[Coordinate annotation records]
BEGIN

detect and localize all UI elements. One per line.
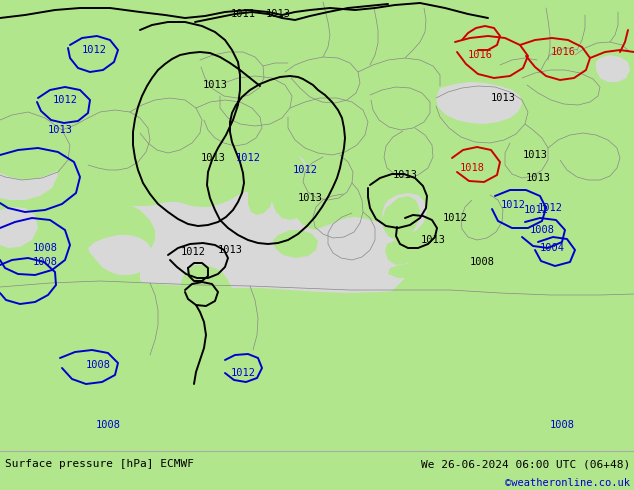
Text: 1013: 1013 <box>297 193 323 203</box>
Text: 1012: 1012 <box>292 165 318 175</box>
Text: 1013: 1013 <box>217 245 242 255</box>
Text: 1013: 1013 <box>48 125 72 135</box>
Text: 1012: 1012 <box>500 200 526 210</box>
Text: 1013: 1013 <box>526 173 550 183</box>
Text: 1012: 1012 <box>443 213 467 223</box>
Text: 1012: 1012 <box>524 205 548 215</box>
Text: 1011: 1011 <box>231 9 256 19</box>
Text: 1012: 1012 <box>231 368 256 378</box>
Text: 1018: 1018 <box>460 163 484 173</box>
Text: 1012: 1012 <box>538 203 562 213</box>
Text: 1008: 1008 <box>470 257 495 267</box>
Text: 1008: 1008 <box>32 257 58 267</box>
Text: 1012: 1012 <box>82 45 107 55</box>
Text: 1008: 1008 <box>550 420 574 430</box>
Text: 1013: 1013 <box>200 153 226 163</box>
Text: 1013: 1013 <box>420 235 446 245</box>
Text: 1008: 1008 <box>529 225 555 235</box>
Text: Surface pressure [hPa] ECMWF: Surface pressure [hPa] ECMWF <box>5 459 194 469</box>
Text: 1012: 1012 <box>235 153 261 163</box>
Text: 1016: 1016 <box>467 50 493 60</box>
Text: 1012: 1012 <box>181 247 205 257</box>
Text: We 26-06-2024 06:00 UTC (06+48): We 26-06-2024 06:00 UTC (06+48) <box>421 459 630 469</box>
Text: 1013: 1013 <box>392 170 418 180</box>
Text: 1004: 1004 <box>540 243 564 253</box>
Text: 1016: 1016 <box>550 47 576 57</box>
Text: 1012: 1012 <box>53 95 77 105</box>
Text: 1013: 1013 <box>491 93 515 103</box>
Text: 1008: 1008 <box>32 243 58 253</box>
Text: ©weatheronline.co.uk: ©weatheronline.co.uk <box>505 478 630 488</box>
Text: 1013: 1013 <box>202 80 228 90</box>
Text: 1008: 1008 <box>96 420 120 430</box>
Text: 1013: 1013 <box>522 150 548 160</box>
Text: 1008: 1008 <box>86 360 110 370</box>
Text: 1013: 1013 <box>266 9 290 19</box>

END

» **EXERCISE TASK**
Please render the lines above as a Markdown table with the columns "Row" and "Annotation line," numbering each row and skipping any blank lines. Keep the pictures out of the table.

» **OUTPUT BELOW**
| Row | Annotation line |
|---|---|
| 1 | detect and localize all UI elements. One per line. |
| 2 | Text: 1013: 1013 <box>297 193 323 203</box> |
| 3 | Text: 1012: 1012 <box>292 165 318 175</box> |
| 4 | Text: 1013: 1013 <box>217 245 242 255</box> |
| 5 | Text: 1013: 1013 <box>48 125 72 135</box> |
| 6 | Text: 1012: 1012 <box>500 200 526 210</box> |
| 7 | Text: 1013: 1013 <box>526 173 550 183</box> |
| 8 | Text: 1012: 1012 <box>443 213 467 223</box> |
| 9 | Text: 1012: 1012 <box>524 205 548 215</box> |
| 10 | Text: 1011: 1011 <box>231 9 256 19</box> |
| 11 | Text: 1012: 1012 <box>231 368 256 378</box> |
| 12 | Text: 1018: 1018 <box>460 163 484 173</box> |
| 13 | Text: 1012: 1012 <box>538 203 562 213</box> |
| 14 | Text: 1008: 1008 <box>470 257 495 267</box> |
| 15 | Text: 1008: 1008 <box>32 257 58 267</box> |
| 16 | Text: 1012: 1012 <box>82 45 107 55</box> |
| 17 | Text: 1008: 1008 <box>550 420 574 430</box> |
| 18 | Text: 1013: 1013 <box>200 153 226 163</box> |
| 19 | Text: 1013: 1013 <box>420 235 446 245</box> |
| 20 | Text: 1008: 1008 <box>529 225 555 235</box> |
| 21 | Text: Surface pressure [hPa] ECMWF: Surface pressure [hPa] ECMWF <box>5 459 194 469</box> |
| 22 | Text: 1012: 1012 <box>235 153 261 163</box> |
| 23 | Text: 1016: 1016 <box>467 50 493 60</box> |
| 24 | Text: 1012: 1012 <box>181 247 205 257</box> |
| 25 | Text: We 26-06-2024 06:00 UTC (06+48): We 26-06-2024 06:00 UTC (06+48) <box>421 459 630 469</box> |
| 26 | Text: 1013: 1013 <box>392 170 418 180</box> |
| 27 | Text: 1004: 1004 <box>540 243 564 253</box> |
| 28 | Text: 1016: 1016 <box>550 47 576 57</box> |
| 29 | Text: 1012: 1012 <box>53 95 77 105</box> |
| 30 | Text: 1013: 1013 <box>491 93 515 103</box> |
| 31 | Text: 1008: 1008 <box>32 243 58 253</box> |
| 32 | Text: ©weatheronline.co.uk: ©weatheronline.co.uk <box>505 478 630 488</box> |
| 33 | Text: 1013: 1013 <box>202 80 228 90</box> |
| 34 | Text: 1008: 1008 <box>96 420 120 430</box> |
| 35 | Text: 1013: 1013 <box>522 150 548 160</box> |
| 36 | Text: 1008: 1008 <box>86 360 110 370</box> |
| 37 | Text: 1013: 1013 <box>266 9 290 19</box> |